---------- RECORDS TO PROCESS

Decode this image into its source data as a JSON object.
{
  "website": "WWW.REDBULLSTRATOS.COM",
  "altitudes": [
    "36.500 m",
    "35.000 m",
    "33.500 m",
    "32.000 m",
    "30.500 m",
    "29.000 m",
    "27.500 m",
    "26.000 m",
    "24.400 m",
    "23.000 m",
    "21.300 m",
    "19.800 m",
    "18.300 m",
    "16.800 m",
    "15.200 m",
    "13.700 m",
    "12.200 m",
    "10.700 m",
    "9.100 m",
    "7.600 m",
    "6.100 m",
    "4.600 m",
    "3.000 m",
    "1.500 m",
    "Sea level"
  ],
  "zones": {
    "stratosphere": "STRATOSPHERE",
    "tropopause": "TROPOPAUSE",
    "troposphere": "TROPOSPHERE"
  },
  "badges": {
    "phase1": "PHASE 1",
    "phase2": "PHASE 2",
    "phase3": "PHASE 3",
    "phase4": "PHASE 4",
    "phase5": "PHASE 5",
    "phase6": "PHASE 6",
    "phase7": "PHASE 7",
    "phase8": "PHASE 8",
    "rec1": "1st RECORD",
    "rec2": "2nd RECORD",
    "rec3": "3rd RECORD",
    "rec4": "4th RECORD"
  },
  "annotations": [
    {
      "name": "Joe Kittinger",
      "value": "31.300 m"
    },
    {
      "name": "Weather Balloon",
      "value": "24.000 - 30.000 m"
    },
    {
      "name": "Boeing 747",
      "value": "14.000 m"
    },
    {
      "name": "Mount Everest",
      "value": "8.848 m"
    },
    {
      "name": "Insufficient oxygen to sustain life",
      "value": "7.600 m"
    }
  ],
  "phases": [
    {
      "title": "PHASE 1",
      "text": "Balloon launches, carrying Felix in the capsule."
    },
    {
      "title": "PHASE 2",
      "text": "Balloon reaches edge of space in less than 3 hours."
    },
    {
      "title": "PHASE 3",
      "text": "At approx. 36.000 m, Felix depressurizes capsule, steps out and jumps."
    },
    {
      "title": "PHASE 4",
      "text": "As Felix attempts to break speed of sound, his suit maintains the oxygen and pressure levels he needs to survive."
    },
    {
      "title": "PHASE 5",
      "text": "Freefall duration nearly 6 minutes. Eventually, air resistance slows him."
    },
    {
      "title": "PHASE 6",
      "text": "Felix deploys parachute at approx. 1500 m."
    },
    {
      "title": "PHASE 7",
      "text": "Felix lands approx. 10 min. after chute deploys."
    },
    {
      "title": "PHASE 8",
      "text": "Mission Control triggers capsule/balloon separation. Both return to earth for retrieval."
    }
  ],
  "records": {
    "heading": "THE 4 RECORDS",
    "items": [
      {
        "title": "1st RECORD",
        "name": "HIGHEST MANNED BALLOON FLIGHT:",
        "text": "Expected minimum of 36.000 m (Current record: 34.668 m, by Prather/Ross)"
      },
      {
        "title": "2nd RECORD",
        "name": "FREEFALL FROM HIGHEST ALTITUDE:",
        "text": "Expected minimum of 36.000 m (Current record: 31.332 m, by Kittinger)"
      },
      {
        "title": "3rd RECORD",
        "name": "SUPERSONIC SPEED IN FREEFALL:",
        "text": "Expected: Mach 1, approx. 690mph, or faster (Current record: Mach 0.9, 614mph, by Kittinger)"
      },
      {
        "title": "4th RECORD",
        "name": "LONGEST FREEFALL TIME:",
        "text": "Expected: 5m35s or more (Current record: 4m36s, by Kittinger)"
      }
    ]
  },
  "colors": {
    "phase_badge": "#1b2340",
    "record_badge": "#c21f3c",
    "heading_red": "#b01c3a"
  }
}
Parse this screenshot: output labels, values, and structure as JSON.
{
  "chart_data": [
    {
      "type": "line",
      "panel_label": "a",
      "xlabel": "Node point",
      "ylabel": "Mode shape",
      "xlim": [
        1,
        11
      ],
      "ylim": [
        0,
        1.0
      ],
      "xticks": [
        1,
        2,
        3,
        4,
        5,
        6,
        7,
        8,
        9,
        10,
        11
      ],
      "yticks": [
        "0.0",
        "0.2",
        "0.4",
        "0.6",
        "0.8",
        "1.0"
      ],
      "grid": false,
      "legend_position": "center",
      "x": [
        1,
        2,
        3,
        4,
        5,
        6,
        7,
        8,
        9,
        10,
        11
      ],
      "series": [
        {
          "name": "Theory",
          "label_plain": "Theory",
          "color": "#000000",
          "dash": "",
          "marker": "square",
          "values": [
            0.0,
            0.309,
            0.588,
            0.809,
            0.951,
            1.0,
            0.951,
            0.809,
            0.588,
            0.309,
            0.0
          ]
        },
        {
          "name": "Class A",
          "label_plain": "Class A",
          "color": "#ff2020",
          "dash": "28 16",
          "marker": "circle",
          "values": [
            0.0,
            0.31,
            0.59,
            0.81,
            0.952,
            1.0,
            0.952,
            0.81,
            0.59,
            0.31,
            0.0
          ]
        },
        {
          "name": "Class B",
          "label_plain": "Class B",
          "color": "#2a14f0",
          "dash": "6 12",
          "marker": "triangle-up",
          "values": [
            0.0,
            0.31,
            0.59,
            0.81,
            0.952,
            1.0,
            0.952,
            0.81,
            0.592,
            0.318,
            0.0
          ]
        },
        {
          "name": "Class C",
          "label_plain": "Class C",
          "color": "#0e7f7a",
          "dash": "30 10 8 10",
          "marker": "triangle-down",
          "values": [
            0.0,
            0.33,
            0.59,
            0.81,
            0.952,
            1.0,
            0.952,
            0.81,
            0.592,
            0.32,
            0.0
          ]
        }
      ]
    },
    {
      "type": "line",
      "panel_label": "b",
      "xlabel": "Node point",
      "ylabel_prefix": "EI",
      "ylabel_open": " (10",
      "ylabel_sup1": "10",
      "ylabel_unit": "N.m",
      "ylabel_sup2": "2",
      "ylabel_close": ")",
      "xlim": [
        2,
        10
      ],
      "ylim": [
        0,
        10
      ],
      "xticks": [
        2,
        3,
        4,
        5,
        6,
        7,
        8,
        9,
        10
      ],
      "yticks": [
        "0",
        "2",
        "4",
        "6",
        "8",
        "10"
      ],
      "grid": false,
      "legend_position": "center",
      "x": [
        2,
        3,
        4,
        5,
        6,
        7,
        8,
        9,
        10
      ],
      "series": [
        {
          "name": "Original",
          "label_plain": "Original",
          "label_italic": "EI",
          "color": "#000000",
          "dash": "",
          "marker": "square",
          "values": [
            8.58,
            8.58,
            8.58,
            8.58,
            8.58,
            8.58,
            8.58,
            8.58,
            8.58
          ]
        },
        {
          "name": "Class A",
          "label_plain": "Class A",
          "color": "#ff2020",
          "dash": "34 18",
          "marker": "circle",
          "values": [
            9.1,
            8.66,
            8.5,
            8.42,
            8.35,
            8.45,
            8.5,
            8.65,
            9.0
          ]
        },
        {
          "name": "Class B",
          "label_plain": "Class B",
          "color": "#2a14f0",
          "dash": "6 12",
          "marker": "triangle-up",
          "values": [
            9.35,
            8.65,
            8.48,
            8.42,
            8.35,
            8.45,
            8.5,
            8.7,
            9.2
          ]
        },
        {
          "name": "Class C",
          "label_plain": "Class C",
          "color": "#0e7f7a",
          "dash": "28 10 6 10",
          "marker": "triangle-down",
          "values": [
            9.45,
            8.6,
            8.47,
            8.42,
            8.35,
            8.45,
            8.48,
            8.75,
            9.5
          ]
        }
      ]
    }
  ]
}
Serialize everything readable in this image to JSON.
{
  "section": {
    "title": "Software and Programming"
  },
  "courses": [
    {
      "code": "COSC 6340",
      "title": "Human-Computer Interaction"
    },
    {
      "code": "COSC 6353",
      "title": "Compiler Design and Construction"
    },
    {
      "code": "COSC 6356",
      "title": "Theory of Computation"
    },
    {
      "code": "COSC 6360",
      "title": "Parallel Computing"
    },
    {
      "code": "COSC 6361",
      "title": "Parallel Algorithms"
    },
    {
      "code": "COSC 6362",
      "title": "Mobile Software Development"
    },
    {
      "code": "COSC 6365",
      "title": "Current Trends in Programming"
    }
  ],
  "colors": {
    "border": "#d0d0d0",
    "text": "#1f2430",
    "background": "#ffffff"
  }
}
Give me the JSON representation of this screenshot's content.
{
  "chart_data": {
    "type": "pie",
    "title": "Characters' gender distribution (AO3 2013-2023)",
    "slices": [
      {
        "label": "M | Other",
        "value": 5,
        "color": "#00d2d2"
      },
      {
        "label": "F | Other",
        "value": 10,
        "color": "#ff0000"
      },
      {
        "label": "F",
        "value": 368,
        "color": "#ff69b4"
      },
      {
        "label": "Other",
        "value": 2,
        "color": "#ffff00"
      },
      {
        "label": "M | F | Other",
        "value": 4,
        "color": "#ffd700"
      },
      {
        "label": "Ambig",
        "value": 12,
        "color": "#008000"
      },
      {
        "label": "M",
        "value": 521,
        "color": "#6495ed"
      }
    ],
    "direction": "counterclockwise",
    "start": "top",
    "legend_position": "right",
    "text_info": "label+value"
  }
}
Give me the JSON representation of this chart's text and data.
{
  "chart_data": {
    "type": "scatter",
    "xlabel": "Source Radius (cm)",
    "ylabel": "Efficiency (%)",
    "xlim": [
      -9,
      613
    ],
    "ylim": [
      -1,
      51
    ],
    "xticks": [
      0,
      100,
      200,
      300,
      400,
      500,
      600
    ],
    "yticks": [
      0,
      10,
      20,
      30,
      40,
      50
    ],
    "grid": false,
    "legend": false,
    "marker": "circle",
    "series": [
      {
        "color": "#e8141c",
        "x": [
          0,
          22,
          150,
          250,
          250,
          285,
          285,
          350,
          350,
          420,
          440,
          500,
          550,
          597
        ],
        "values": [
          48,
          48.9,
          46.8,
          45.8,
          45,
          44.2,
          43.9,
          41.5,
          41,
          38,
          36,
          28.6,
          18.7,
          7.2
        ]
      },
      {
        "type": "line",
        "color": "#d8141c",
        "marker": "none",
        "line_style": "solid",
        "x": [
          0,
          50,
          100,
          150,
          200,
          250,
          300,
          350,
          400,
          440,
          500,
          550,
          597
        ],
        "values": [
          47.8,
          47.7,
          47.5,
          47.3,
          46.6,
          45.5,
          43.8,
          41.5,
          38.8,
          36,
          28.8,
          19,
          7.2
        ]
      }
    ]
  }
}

--------------------

In the entries above, find every line holding the word "type" and copy it out.

      "type": "line",
      "type": "line",
    "type": "pie",
    "type": "scatter",
        "type": "line",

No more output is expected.